### [Given instruction]
Output every line of the entries below as a numbered list, leaving out any blank lines.

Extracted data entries
════════════════

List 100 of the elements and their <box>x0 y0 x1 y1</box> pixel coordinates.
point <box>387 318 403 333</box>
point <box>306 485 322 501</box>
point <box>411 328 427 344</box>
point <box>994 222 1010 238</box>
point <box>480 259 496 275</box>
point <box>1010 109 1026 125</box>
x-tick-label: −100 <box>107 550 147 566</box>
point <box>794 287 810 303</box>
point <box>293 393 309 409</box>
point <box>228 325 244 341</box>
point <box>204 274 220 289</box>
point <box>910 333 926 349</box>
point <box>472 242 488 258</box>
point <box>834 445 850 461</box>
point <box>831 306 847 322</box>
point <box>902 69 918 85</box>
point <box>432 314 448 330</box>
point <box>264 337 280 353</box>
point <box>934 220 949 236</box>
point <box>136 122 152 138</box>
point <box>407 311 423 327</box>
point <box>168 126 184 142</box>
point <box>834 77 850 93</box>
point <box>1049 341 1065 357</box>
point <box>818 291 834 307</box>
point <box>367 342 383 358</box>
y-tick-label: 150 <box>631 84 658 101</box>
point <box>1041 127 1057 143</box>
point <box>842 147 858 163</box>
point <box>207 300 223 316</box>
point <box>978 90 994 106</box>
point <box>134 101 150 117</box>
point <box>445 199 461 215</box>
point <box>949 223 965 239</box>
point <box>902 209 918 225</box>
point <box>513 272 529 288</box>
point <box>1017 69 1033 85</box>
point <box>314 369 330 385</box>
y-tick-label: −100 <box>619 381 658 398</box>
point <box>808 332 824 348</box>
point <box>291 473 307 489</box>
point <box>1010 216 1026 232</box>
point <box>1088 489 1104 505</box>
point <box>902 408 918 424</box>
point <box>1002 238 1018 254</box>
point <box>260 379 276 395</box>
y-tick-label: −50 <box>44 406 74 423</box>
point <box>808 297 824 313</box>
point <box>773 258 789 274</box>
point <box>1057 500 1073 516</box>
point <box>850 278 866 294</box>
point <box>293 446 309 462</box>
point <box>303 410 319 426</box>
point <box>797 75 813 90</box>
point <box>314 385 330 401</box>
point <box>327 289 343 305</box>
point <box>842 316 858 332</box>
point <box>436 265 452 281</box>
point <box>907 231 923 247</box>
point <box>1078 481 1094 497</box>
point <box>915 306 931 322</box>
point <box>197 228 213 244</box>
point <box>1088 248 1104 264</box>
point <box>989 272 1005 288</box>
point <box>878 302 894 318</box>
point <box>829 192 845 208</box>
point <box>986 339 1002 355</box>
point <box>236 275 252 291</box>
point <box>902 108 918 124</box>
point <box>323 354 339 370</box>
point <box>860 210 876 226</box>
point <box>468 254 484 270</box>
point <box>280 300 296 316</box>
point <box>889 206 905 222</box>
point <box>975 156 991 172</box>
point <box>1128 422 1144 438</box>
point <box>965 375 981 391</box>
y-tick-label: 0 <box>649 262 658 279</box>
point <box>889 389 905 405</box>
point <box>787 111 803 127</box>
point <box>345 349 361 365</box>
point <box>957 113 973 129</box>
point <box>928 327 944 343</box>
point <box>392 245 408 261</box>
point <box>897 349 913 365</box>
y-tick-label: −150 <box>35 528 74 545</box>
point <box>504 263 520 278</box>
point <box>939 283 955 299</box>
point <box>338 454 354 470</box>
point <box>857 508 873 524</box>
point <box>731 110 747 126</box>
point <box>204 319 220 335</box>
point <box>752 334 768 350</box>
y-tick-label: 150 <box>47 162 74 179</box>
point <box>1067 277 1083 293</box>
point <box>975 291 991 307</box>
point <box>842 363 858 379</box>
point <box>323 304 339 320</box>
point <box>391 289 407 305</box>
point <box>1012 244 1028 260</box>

════════════════

### [Task solution]
1. List 100 of the elements and their <box>x0 y0 x1 y1</box> pixel coordinates.
2. point <box>387 318 403 333</box>
3. point <box>306 485 322 501</box>
4. point <box>411 328 427 344</box>
5. point <box>994 222 1010 238</box>
6. point <box>480 259 496 275</box>
7. point <box>1010 109 1026 125</box>
8. x-tick-label: −100 <box>107 550 147 566</box>
9. point <box>794 287 810 303</box>
10. point <box>293 393 309 409</box>
11. point <box>228 325 244 341</box>
12. point <box>204 274 220 289</box>
13. point <box>910 333 926 349</box>
14. point <box>472 242 488 258</box>
15. point <box>834 445 850 461</box>
16. point <box>831 306 847 322</box>
17. point <box>902 69 918 85</box>
18. point <box>432 314 448 330</box>
19. point <box>264 337 280 353</box>
20. point <box>934 220 949 236</box>
21. point <box>136 122 152 138</box>
22. point <box>407 311 423 327</box>
23. point <box>168 126 184 142</box>
24. point <box>834 77 850 93</box>
25. point <box>1049 341 1065 357</box>
26. point <box>818 291 834 307</box>
27. point <box>367 342 383 358</box>
28. y-tick-label: 150 <box>631 84 658 101</box>
29. point <box>1041 127 1057 143</box>
30. point <box>842 147 858 163</box>
31. point <box>207 300 223 316</box>
32. point <box>978 90 994 106</box>
33. point <box>134 101 150 117</box>
34. point <box>445 199 461 215</box>
35. point <box>949 223 965 239</box>
36. point <box>902 209 918 225</box>
37. point <box>513 272 529 288</box>
38. point <box>1017 69 1033 85</box>
39. point <box>314 369 330 385</box>
40. y-tick-label: −100 <box>619 381 658 398</box>
41. point <box>808 332 824 348</box>
42. point <box>291 473 307 489</box>
43. point <box>1010 216 1026 232</box>
44. point <box>1088 489 1104 505</box>
45. point <box>902 408 918 424</box>
46. point <box>1002 238 1018 254</box>
47. point <box>260 379 276 395</box>
48. y-tick-label: −50 <box>44 406 74 423</box>
49. point <box>808 297 824 313</box>
50. point <box>773 258 789 274</box>
51. point <box>1057 500 1073 516</box>
52. point <box>850 278 866 294</box>
53. point <box>293 446 309 462</box>
54. point <box>303 410 319 426</box>
55. point <box>797 75 813 90</box>
56. point <box>314 385 330 401</box>
57. point <box>327 289 343 305</box>
58. point <box>842 316 858 332</box>
59. point <box>436 265 452 281</box>
60. point <box>907 231 923 247</box>
61. point <box>1078 481 1094 497</box>
62. point <box>915 306 931 322</box>
63. point <box>197 228 213 244</box>
64. point <box>1088 248 1104 264</box>
65. point <box>989 272 1005 288</box>
66. point <box>878 302 894 318</box>
67. point <box>829 192 845 208</box>
68. point <box>986 339 1002 355</box>
69. point <box>236 275 252 291</box>
70. point <box>902 108 918 124</box>
71. point <box>323 354 339 370</box>
72. point <box>860 210 876 226</box>
73. point <box>468 254 484 270</box>
74. point <box>280 300 296 316</box>
75. point <box>889 206 905 222</box>
76. point <box>975 156 991 172</box>
77. point <box>1128 422 1144 438</box>
78. point <box>965 375 981 391</box>
79. y-tick-label: 0 <box>649 262 658 279</box>
80. point <box>889 389 905 405</box>
81. point <box>787 111 803 127</box>
82. point <box>345 349 361 365</box>
83. point <box>957 113 973 129</box>
84. point <box>928 327 944 343</box>
85. point <box>392 245 408 261</box>
86. point <box>897 349 913 365</box>
87. y-tick-label: −150 <box>35 528 74 545</box>
88. point <box>504 263 520 278</box>
89. point <box>939 283 955 299</box>
90. point <box>338 454 354 470</box>
91. point <box>857 508 873 524</box>
92. point <box>731 110 747 126</box>
93. point <box>204 319 220 335</box>
94. point <box>752 334 768 350</box>
95. y-tick-label: 150 <box>47 162 74 179</box>
96. point <box>1067 277 1083 293</box>
97. point <box>975 291 991 307</box>
98. point <box>842 363 858 379</box>
99. point <box>323 304 339 320</box>
100. point <box>391 289 407 305</box>
101. point <box>1012 244 1028 260</box>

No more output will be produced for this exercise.